:: Stored records
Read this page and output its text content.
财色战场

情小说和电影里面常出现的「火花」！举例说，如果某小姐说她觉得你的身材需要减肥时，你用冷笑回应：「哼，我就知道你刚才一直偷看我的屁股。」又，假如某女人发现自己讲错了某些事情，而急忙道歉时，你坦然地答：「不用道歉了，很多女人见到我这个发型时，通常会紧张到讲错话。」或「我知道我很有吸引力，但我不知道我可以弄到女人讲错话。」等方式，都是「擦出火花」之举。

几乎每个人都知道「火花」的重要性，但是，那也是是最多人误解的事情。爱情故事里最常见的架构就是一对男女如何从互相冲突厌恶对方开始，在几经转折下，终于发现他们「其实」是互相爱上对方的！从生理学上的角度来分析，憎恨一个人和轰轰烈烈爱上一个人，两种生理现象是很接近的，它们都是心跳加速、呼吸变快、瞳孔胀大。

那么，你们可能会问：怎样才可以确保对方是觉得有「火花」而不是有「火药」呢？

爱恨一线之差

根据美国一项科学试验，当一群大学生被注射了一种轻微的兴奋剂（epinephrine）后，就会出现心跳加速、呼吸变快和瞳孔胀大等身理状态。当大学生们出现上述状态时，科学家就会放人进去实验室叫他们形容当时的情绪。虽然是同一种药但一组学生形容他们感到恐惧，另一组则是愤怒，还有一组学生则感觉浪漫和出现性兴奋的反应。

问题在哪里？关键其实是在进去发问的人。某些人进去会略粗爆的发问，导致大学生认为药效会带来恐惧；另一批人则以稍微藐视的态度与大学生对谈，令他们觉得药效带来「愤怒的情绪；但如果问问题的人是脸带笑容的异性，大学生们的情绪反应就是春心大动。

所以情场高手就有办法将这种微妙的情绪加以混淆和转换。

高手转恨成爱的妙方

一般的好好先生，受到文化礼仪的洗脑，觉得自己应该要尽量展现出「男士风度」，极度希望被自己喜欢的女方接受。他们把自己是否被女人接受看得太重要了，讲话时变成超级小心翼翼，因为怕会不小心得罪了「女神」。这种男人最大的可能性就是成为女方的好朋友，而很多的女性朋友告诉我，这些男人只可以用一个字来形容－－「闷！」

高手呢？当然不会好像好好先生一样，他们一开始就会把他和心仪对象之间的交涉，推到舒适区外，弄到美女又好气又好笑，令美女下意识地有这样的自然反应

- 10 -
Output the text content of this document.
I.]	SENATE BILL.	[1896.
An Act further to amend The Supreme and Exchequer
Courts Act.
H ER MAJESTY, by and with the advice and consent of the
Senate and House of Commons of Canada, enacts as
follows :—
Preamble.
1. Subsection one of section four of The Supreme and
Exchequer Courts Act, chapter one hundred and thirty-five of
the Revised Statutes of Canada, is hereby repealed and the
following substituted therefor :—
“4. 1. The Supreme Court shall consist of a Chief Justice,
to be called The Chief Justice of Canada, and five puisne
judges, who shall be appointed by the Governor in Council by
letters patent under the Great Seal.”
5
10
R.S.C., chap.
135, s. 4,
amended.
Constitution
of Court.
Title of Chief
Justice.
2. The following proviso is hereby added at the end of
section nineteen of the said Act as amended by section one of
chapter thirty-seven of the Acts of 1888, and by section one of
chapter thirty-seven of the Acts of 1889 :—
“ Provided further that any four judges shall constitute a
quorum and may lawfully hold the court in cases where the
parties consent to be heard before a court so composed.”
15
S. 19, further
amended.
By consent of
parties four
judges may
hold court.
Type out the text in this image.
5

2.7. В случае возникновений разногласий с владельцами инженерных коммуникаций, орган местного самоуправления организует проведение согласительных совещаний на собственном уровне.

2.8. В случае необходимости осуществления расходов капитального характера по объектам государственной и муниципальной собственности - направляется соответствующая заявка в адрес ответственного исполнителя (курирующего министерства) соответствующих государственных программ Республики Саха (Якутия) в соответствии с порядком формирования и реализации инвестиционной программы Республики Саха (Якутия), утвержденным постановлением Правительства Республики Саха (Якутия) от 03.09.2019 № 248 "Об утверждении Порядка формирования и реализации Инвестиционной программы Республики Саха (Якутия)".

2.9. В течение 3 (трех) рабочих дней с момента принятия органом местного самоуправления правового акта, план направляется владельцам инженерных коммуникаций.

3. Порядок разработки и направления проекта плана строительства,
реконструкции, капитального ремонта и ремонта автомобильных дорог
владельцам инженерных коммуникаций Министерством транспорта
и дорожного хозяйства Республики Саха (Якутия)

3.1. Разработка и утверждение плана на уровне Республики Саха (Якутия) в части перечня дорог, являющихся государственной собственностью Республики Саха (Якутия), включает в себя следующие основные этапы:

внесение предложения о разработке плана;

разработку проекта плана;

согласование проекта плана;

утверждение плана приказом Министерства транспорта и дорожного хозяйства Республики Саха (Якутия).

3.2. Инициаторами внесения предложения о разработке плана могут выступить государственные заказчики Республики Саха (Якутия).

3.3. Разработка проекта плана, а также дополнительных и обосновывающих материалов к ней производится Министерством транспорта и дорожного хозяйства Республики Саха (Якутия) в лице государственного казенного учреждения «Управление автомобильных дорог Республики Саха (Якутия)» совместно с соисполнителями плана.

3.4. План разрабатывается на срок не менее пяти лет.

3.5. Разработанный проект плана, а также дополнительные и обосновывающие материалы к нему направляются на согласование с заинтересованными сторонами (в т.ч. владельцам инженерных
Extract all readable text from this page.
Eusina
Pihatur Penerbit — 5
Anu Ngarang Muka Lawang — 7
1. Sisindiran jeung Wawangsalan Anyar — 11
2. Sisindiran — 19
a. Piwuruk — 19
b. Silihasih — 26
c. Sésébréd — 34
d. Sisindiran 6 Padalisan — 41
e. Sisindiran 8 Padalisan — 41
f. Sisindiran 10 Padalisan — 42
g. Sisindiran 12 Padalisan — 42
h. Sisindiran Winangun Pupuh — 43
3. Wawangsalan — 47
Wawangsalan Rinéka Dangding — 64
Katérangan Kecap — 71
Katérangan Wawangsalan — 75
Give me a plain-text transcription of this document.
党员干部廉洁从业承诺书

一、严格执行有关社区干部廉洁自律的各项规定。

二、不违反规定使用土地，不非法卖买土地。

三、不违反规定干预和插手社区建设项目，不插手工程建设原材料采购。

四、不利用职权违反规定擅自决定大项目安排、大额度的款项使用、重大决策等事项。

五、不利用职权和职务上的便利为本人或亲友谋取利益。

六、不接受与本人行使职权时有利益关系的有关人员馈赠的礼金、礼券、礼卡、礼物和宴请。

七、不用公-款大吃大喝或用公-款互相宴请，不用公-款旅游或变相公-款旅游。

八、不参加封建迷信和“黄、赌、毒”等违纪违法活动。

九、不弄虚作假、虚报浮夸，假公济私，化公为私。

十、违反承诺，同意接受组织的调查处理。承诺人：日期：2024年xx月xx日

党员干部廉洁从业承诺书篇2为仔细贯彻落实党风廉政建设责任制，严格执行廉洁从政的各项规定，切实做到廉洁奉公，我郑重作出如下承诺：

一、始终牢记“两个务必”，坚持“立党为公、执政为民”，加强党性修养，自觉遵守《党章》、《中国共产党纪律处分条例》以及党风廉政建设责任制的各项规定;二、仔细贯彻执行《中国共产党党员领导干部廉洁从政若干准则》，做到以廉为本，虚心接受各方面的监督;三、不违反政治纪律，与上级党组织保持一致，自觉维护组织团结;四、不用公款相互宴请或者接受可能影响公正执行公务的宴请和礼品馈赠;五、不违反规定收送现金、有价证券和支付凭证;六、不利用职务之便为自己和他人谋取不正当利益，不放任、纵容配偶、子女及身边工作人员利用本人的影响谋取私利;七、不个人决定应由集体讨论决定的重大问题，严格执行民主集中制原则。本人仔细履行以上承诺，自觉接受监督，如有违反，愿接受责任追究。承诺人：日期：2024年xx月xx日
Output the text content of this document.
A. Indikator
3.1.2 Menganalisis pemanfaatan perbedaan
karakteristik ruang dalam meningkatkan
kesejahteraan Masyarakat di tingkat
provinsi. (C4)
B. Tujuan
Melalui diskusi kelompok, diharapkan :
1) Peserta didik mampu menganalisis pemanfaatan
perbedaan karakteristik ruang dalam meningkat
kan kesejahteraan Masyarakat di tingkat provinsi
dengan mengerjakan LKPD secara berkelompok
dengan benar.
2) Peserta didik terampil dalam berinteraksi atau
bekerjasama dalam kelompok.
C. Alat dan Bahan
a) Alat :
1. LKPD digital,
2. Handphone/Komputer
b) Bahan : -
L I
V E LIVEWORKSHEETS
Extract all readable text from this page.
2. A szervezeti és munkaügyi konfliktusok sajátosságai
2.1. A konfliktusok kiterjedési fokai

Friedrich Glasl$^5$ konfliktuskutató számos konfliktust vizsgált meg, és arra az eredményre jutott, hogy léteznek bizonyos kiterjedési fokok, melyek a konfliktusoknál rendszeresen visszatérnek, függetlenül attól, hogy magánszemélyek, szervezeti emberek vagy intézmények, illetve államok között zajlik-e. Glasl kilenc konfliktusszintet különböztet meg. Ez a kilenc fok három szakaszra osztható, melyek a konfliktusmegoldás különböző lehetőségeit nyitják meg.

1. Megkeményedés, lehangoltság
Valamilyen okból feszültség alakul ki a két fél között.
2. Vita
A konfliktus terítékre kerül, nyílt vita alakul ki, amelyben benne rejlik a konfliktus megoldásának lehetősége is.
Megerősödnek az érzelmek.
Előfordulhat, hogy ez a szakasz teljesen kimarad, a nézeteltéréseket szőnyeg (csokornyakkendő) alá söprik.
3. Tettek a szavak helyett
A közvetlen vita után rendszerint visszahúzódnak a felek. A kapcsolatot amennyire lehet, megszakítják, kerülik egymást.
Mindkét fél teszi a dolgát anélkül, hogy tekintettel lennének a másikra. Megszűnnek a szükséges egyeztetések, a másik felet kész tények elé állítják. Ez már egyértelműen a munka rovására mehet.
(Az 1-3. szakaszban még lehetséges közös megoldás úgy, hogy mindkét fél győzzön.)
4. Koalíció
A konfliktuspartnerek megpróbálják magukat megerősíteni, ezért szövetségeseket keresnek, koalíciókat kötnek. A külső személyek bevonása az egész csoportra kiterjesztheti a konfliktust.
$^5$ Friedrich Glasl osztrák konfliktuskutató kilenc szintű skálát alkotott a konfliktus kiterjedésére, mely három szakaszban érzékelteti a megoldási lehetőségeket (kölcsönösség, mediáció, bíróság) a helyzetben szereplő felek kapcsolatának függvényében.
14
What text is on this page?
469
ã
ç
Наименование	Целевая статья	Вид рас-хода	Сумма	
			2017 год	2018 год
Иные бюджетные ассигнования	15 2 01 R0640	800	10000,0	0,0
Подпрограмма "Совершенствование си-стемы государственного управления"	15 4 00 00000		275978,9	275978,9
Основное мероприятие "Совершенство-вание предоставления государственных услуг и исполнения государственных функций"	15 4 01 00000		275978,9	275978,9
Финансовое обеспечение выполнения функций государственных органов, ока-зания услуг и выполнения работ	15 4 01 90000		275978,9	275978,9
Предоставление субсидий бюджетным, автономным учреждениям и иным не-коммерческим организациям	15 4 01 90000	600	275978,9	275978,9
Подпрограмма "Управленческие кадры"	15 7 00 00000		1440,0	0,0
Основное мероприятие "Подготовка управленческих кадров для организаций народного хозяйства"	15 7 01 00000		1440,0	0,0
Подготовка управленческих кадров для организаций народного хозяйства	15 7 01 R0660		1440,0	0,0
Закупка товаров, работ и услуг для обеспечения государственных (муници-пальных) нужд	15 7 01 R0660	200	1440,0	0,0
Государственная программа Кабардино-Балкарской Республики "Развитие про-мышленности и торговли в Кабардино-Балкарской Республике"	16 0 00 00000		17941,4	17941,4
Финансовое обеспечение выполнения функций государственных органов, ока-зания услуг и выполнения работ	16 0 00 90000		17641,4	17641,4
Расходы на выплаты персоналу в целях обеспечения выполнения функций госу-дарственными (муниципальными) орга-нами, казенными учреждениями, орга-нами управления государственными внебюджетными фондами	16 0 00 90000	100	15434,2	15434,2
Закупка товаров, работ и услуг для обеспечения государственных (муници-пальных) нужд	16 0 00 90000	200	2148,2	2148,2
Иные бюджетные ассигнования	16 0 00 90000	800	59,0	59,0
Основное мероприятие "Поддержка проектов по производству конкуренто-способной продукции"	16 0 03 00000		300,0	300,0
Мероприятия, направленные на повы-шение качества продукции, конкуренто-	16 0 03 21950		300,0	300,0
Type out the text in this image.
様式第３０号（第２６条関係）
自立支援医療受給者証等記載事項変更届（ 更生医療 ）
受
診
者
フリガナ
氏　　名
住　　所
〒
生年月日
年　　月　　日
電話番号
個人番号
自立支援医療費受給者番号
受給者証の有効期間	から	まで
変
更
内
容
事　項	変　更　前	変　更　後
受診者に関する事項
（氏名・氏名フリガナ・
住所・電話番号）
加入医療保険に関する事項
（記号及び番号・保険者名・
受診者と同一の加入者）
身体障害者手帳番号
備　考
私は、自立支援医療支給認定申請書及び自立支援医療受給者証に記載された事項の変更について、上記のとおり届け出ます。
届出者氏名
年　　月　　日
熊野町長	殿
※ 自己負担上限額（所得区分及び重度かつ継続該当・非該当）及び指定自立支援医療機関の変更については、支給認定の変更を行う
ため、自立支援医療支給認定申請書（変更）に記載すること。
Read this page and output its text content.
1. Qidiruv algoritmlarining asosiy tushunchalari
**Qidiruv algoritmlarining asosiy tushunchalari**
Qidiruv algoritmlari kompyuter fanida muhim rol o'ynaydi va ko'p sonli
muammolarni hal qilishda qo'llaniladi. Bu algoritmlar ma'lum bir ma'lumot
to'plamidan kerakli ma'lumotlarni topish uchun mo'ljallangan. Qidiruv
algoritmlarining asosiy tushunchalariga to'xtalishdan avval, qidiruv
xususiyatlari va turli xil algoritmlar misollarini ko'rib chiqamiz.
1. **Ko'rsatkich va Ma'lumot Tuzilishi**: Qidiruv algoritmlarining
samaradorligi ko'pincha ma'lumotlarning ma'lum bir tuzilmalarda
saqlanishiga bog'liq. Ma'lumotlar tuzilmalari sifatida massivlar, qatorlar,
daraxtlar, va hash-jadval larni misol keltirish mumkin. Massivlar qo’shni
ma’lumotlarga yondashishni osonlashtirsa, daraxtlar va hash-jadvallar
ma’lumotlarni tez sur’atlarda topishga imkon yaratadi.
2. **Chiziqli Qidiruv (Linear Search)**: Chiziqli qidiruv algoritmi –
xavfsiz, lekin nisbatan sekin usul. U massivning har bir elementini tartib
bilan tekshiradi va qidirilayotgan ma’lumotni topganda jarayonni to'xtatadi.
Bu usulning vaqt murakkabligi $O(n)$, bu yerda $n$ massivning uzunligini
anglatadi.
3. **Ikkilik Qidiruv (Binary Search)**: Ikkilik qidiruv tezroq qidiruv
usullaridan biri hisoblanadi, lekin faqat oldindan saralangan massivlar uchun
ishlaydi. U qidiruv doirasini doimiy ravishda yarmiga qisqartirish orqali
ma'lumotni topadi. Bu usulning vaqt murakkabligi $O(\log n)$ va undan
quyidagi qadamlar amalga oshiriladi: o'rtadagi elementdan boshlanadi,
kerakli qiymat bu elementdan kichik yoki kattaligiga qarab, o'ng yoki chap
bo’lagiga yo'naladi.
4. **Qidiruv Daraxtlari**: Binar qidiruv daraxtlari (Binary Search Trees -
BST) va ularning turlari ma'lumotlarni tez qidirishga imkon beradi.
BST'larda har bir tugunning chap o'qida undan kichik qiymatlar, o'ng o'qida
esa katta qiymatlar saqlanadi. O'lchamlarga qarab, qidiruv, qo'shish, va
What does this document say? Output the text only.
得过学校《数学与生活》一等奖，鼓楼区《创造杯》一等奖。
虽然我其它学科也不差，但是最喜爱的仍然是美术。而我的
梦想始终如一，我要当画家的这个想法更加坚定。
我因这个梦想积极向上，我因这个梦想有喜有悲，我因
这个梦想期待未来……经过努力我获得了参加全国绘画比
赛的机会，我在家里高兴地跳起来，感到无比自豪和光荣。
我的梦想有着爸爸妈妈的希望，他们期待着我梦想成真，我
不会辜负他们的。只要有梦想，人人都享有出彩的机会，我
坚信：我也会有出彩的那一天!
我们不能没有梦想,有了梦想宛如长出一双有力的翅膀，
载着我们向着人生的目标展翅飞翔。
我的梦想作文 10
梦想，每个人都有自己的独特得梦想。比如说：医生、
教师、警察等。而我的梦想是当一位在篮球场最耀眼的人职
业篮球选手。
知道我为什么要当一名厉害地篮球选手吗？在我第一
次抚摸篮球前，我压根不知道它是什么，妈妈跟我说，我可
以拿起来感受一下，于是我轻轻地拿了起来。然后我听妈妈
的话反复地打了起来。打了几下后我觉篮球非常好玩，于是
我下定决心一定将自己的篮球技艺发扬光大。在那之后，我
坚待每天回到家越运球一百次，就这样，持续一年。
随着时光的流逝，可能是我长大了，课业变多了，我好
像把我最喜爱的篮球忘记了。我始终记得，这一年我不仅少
::::
• _Instructions to follow_
Find the lines holding "автомобильных" and list every one.

• _Written solution_
реконструкции, капитального ремонта и ремонта автомобильных дорог
3.3. Разработка проекта плана, а также дополнительных и обосновывающих материалов к ней производится Министерством транспорта и дорожного хозяйства Республики Саха (Якутия) в лице государственного казенного учреждения «Управление автомобильных дорог Республики Саха (Якутия)» совместно с соисполнителями плана.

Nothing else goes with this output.